Gather all lines in the data that hold the string "structured".

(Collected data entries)

┄┄┄┄┄┄┄┄┄┄┄┄┄┄┄┄┄┄┄┄

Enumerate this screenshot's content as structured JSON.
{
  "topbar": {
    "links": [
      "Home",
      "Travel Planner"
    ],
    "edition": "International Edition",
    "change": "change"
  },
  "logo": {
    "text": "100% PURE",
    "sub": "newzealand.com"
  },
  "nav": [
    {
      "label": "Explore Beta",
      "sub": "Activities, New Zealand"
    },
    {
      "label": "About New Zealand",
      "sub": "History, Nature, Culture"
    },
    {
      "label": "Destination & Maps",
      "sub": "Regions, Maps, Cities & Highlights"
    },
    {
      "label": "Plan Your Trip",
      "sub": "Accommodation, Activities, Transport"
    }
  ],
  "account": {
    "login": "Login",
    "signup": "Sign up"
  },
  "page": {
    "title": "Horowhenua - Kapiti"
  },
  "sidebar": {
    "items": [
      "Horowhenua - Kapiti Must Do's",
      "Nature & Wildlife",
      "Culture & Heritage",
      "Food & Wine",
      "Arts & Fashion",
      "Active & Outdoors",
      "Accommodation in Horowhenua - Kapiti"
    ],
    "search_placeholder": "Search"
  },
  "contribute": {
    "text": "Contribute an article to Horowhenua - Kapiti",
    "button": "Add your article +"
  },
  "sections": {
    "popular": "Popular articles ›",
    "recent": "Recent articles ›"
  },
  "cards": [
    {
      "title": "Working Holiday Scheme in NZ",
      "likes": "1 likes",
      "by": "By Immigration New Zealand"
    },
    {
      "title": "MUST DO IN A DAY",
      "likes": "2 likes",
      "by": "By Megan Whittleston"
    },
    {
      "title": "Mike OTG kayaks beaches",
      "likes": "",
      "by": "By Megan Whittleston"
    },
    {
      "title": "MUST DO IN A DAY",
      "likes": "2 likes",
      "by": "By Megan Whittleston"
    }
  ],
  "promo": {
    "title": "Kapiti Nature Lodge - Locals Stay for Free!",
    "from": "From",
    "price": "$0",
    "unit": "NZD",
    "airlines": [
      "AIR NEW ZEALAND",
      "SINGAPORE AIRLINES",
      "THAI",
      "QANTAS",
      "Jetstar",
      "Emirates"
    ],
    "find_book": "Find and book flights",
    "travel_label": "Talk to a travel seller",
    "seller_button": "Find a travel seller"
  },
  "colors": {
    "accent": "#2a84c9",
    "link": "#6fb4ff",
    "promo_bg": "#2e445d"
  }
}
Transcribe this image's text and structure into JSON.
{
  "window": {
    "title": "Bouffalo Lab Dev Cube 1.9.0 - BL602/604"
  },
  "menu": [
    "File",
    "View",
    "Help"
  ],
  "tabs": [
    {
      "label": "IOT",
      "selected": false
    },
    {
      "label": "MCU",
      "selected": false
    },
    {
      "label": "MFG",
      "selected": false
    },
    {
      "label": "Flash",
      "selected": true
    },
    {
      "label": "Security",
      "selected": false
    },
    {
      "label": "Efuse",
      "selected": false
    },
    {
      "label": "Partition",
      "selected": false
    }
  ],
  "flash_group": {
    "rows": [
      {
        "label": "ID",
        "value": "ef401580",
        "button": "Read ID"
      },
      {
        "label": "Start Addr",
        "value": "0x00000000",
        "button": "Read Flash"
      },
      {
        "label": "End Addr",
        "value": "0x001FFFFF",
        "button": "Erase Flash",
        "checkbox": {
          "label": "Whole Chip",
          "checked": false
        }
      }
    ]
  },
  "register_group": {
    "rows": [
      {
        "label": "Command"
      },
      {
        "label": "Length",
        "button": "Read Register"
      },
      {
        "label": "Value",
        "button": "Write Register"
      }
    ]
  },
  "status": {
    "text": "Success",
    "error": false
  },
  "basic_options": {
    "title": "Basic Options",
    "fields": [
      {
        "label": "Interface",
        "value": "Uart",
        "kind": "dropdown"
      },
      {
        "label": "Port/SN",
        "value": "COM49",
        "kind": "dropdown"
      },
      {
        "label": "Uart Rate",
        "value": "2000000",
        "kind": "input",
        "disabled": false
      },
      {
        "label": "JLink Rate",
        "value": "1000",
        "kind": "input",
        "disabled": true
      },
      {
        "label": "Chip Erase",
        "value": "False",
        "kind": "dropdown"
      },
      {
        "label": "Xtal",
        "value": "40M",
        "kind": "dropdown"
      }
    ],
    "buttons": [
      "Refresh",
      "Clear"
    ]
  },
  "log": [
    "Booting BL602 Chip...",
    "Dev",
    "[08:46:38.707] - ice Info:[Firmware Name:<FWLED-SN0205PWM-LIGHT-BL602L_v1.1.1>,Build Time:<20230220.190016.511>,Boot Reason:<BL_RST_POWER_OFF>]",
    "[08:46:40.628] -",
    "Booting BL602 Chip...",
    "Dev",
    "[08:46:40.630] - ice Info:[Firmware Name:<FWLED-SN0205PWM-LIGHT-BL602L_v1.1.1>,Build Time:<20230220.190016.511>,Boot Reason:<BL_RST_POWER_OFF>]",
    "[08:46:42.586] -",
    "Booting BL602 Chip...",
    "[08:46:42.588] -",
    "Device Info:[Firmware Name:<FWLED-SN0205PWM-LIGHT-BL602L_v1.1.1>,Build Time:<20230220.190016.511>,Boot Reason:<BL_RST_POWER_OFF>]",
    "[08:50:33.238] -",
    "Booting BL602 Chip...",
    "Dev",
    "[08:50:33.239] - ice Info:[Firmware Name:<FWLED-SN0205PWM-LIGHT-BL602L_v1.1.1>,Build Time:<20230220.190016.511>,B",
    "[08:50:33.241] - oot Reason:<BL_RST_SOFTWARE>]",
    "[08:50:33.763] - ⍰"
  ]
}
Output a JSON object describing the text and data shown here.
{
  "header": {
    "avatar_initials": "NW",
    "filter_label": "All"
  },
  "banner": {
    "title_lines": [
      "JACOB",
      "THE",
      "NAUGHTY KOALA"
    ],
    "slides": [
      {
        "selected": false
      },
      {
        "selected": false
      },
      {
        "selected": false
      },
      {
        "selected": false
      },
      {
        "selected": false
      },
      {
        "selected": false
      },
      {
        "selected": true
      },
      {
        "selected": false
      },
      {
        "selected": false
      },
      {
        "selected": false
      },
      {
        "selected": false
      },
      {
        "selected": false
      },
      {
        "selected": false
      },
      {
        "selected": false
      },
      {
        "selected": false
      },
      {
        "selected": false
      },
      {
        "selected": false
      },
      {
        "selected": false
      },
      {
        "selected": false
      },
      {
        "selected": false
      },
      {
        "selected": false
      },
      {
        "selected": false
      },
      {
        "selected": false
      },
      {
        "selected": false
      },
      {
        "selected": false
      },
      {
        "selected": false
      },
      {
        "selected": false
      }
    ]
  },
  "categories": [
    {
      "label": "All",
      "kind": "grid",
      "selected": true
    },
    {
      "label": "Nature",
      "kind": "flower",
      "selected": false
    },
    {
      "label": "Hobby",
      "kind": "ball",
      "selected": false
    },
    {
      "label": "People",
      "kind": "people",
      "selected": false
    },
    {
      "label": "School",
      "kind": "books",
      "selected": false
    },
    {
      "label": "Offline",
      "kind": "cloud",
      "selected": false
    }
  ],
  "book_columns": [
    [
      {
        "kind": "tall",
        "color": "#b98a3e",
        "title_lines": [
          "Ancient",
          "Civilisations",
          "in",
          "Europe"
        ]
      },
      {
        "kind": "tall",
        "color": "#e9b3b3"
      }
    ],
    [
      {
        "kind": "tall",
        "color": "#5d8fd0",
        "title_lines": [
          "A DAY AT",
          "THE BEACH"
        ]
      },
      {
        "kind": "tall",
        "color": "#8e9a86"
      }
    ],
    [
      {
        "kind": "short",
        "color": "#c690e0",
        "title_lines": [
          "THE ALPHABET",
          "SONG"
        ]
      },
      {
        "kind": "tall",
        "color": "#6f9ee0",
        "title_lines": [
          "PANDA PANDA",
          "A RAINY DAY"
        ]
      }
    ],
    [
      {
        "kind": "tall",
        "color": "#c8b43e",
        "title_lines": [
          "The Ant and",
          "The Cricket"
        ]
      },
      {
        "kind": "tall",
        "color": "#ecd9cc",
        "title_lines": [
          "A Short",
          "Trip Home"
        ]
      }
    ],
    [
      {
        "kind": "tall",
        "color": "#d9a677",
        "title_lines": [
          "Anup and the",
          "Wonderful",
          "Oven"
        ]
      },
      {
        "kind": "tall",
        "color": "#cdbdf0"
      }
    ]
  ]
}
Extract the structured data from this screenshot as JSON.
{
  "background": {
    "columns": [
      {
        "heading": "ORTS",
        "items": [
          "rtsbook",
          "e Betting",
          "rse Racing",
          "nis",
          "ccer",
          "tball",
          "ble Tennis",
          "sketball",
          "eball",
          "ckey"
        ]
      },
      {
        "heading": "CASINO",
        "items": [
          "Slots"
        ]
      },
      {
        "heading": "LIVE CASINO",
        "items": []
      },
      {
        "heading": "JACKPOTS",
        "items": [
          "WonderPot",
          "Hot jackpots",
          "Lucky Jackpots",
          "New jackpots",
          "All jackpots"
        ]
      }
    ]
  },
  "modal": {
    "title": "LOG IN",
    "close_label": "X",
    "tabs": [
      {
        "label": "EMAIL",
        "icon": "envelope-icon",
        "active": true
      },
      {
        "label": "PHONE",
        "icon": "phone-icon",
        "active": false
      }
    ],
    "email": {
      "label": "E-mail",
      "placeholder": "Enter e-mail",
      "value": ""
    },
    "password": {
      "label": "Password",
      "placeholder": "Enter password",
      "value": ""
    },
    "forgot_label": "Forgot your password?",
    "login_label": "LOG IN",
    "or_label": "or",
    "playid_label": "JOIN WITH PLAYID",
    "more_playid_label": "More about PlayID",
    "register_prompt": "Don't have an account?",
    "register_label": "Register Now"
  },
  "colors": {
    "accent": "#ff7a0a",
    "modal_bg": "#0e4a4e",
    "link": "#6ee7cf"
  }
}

┄┄┄┄┄┄┄┄┄┄┄┄┄┄┄┄┄┄┄┄

Complete output =>
Enumerate this screenshot's content as structured JSON.
Extract the structured data from this screenshot as JSON.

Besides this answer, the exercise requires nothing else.